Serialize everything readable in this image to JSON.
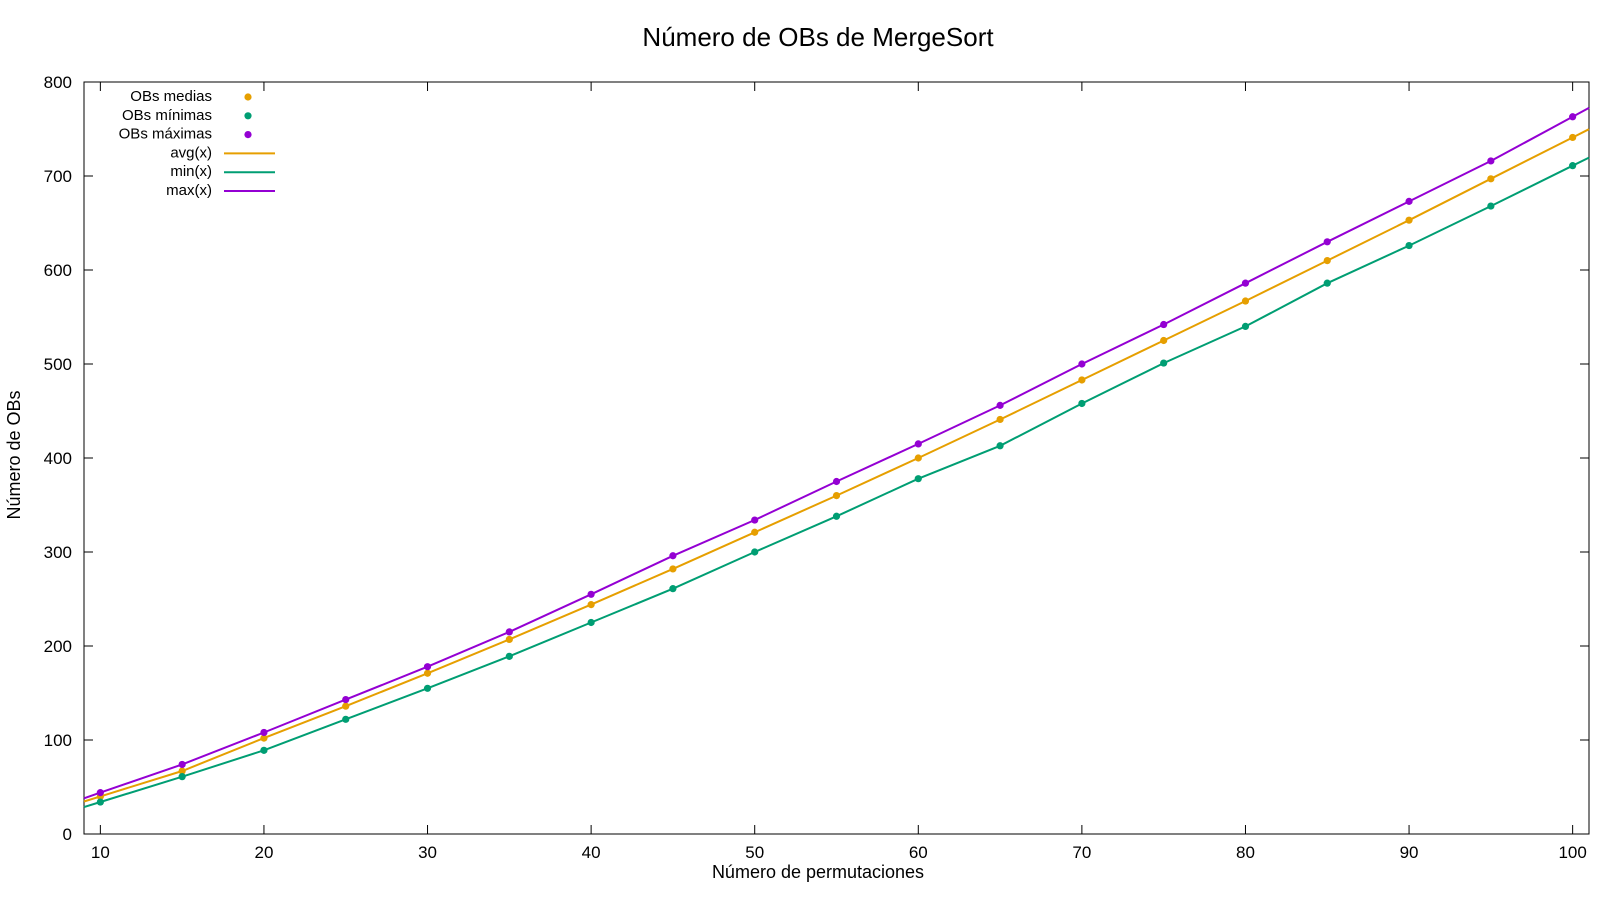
{
  "chart_data": {
    "type": "line",
    "title": "Número de OBs de MergeSort",
    "xlabel": "Número de permutaciones",
    "ylabel": "Número de OBs",
    "xlim": [
      9,
      101
    ],
    "ylim": [
      0,
      800
    ],
    "xticks": [
      10,
      20,
      30,
      40,
      50,
      60,
      70,
      80,
      90,
      100
    ],
    "yticks": [
      0,
      100,
      200,
      300,
      400,
      500,
      600,
      700,
      800
    ],
    "grid": false,
    "legend_position": "top-left",
    "x": [
      10,
      15,
      20,
      25,
      30,
      35,
      40,
      45,
      50,
      55,
      60,
      65,
      70,
      75,
      80,
      85,
      90,
      95,
      100
    ],
    "series": [
      {
        "name": "OBs medias",
        "kind": "points",
        "color": "#e69f00",
        "values": [
          40,
          67,
          102,
          136,
          171,
          207,
          244,
          282,
          321,
          360,
          400,
          441,
          483,
          525,
          567,
          610,
          653,
          697,
          741
        ]
      },
      {
        "name": "OBs mínimas",
        "kind": "points",
        "color": "#009e73",
        "values": [
          34,
          61,
          89,
          122,
          155,
          189,
          225,
          261,
          300,
          338,
          378,
          413,
          458,
          501,
          540,
          586,
          626,
          668,
          711
        ]
      },
      {
        "name": "OBs máximas",
        "kind": "points",
        "color": "#9400d3",
        "values": [
          44,
          74,
          108,
          143,
          178,
          215,
          255,
          296,
          334,
          375,
          415,
          456,
          500,
          542,
          586,
          630,
          673,
          716,
          763
        ]
      },
      {
        "name": "avg(x)",
        "kind": "line",
        "color": "#e69f00",
        "values": [
          40,
          67,
          102,
          136,
          171,
          207,
          244,
          282,
          321,
          360,
          400,
          441,
          483,
          525,
          567,
          610,
          653,
          697,
          741
        ]
      },
      {
        "name": "min(x)",
        "kind": "line",
        "color": "#009e73",
        "values": [
          34,
          61,
          89,
          122,
          155,
          189,
          225,
          261,
          300,
          338,
          378,
          413,
          458,
          501,
          540,
          586,
          626,
          668,
          711
        ]
      },
      {
        "name": "max(x)",
        "kind": "line",
        "color": "#9400d3",
        "values": [
          44,
          74,
          108,
          143,
          178,
          215,
          255,
          296,
          334,
          375,
          415,
          456,
          500,
          542,
          586,
          630,
          673,
          716,
          763
        ]
      }
    ]
  }
}
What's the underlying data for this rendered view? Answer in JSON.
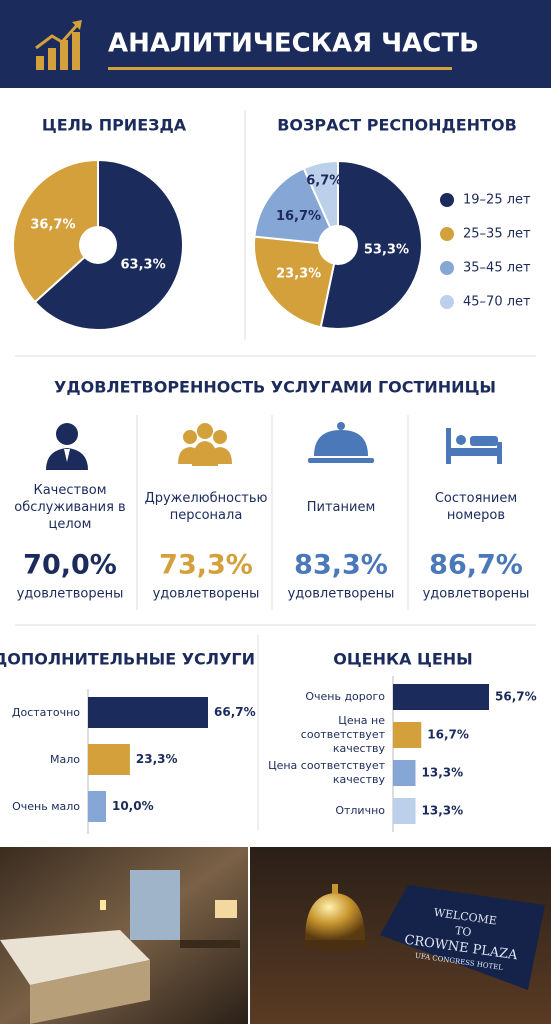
{
  "header": {
    "title": "АНАЛИТИЧЕСКАЯ ЧАСТЬ"
  },
  "chart_data": [
    {
      "type": "pie",
      "title": "ЦЕЛЬ ПРИЕЗДА",
      "values": [
        63.3,
        36.7
      ],
      "value_labels": [
        "63,3%",
        "36,7%"
      ],
      "colors": [
        "#1b2b5c",
        "#d4a03c"
      ]
    },
    {
      "type": "pie",
      "title": "ВОЗРАСТ РЕСПОНДЕНТОВ",
      "categories": [
        "19–25 лет",
        "25–35 лет",
        "35–45 лет",
        "45–70 лет"
      ],
      "values": [
        53.3,
        23.3,
        16.7,
        6.7
      ],
      "value_labels": [
        "53,3%",
        "23,3%",
        "16,7%",
        "6,7%"
      ],
      "colors": [
        "#1b2b5c",
        "#d4a03c",
        "#86a6d6",
        "#bccfeb"
      ],
      "legend": "right"
    },
    {
      "type": "hbar",
      "title": "ДОПОЛНИТЕЛЬНЫЕ УСЛУГИ",
      "categories": [
        "Достаточно",
        "Мало",
        "Очень мало"
      ],
      "values": [
        66.7,
        23.3,
        10.0
      ],
      "value_labels": [
        "66,7%",
        "23,3%",
        "10,0%"
      ],
      "colors": [
        "#1b2b5c",
        "#d4a03c",
        "#86a6d6"
      ]
    },
    {
      "type": "hbar",
      "title": "ОЦЕНКА ЦЕНЫ",
      "categories": [
        "Очень дорого",
        "Цена не соответствует качеству",
        "Цена соответствует качеству",
        "Отлично"
      ],
      "values": [
        56.7,
        16.7,
        13.3,
        13.3
      ],
      "value_labels": [
        "56,7%",
        "16,7%",
        "13,3%",
        "13,3%"
      ],
      "colors": [
        "#1b2b5c",
        "#d4a03c",
        "#86a6d6",
        "#bccfeb"
      ]
    }
  ],
  "satisfaction": {
    "title": "УДОВЛЕТВОРЕННОСТЬ УСЛУГАМИ ГОСТИНИЦЫ",
    "caption": "удовлетворены",
    "items": [
      {
        "label": "Качеством обслуживания в целом",
        "value": 70.0,
        "value_label": "70,0%",
        "color": "#1b2b5c"
      },
      {
        "label": "Дружелюбностью персонала",
        "value": 73.3,
        "value_label": "73,3%",
        "color": "#d4a03c"
      },
      {
        "label": "Питанием",
        "value": 83.3,
        "value_label": "83,3%",
        "color": "#4a78b8"
      },
      {
        "label": "Состоянием номеров",
        "value": 86.7,
        "value_label": "86,7%",
        "color": "#4a78b8"
      }
    ]
  },
  "photo": {
    "sign": [
      "WELCOME",
      "TO",
      "CROWNE PLAZA",
      "UFA CONGRESS HOTEL"
    ]
  }
}
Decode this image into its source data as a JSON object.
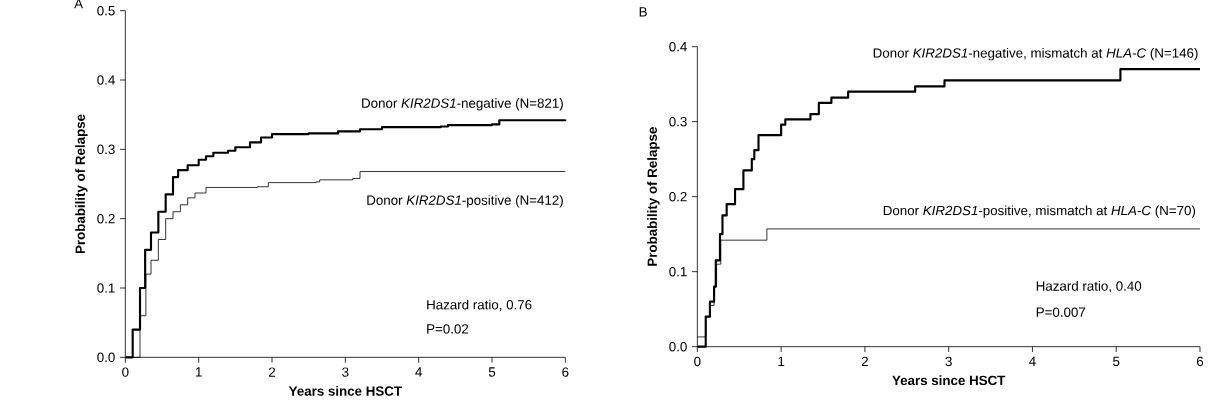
{
  "chart_data": [
    {
      "type": "step",
      "title": "A",
      "xlabel": "Years since HSCT",
      "ylabel": "Probability of Relapse",
      "xlim": [
        0,
        6
      ],
      "ylim": [
        0,
        0.5
      ],
      "xticks": [
        0,
        1,
        2,
        3,
        4,
        5,
        6
      ],
      "yticks": [
        {
          "value": 0,
          "label": "0.0"
        },
        0.1,
        0.2,
        0.3,
        0.4,
        0.5
      ],
      "legend": false,
      "grid": false,
      "line_style": "solid",
      "series": [
        {
          "name": "Donor *KIR2DS1*-negative (N=821)",
          "color": "#000000",
          "x": [
            0,
            0.05,
            0.1,
            0.2,
            0.27,
            0.35,
            0.45,
            0.55,
            0.65,
            0.72,
            0.85,
            1.0,
            1.1,
            1.2,
            1.4,
            1.5,
            1.7,
            1.85,
            2.0,
            2.5,
            2.9,
            3.2,
            3.5,
            4.3,
            4.4,
            5.0,
            5.1,
            6.0
          ],
          "values": [
            0,
            0,
            0.04,
            0.1,
            0.155,
            0.18,
            0.21,
            0.235,
            0.26,
            0.27,
            0.277,
            0.285,
            0.29,
            0.295,
            0.298,
            0.303,
            0.31,
            0.317,
            0.322,
            0.323,
            0.326,
            0.329,
            0.332,
            0.333,
            0.335,
            0.336,
            0.342,
            0.343
          ]
        },
        {
          "name": "Donor *KIR2DS1*-positive (N=412)",
          "color": "#000000",
          "x": [
            0,
            0.1,
            0.2,
            0.28,
            0.35,
            0.45,
            0.55,
            0.65,
            0.75,
            0.85,
            0.95,
            1.1,
            1.8,
            1.95,
            2.6,
            2.65,
            3.1,
            3.2,
            6.0
          ],
          "values": [
            0,
            0,
            0.06,
            0.12,
            0.14,
            0.17,
            0.2,
            0.21,
            0.22,
            0.23,
            0.237,
            0.245,
            0.246,
            0.252,
            0.253,
            0.256,
            0.258,
            0.268,
            0.268
          ]
        }
      ],
      "annotations": [
        "Hazard ratio, 0.76",
        "P=0.02"
      ]
    },
    {
      "type": "step",
      "title": "B",
      "xlabel": "Years since HSCT",
      "ylabel": "Probability of Relapse",
      "xlim": [
        0,
        6
      ],
      "ylim": [
        0,
        0.4
      ],
      "xticks": [
        0,
        1,
        2,
        3,
        4,
        5,
        6
      ],
      "yticks": [
        {
          "value": 0,
          "label": "0.0"
        },
        0.1,
        0.2,
        0.3,
        0.4
      ],
      "legend": false,
      "grid": false,
      "line_style": "solid",
      "series": [
        {
          "name": "Donor *KIR2DS1*-negative, mismatch at *HLA-C* (N=146)",
          "color": "#000000",
          "x": [
            0,
            0.08,
            0.1,
            0.15,
            0.2,
            0.22,
            0.27,
            0.3,
            0.35,
            0.45,
            0.55,
            0.65,
            0.68,
            0.73,
            1.0,
            1.05,
            1.35,
            1.45,
            1.6,
            1.8,
            2.6,
            2.95,
            5.05,
            6.0
          ],
          "values": [
            0,
            0,
            0.04,
            0.06,
            0.08,
            0.115,
            0.15,
            0.175,
            0.19,
            0.21,
            0.235,
            0.25,
            0.262,
            0.282,
            0.296,
            0.303,
            0.31,
            0.325,
            0.332,
            0.34,
            0.347,
            0.355,
            0.37,
            0.37
          ]
        },
        {
          "name": "Donor *KIR2DS1*-positive, mismatch at *HLA-C* (N=70)",
          "color": "#000000",
          "x": [
            0,
            0.1,
            0.15,
            0.2,
            0.23,
            0.28,
            0.83,
            6.0
          ],
          "values": [
            0.013,
            0.04,
            0.055,
            0.08,
            0.11,
            0.142,
            0.157,
            0.157
          ]
        }
      ],
      "annotations": [
        "Hazard ratio, 0.40",
        "P=0.007"
      ]
    }
  ]
}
——————————
## EXERCISE OBJECTIVE
Tally the lines of the records holding the word "image", then give only the resulting number.

## OUTPUT
2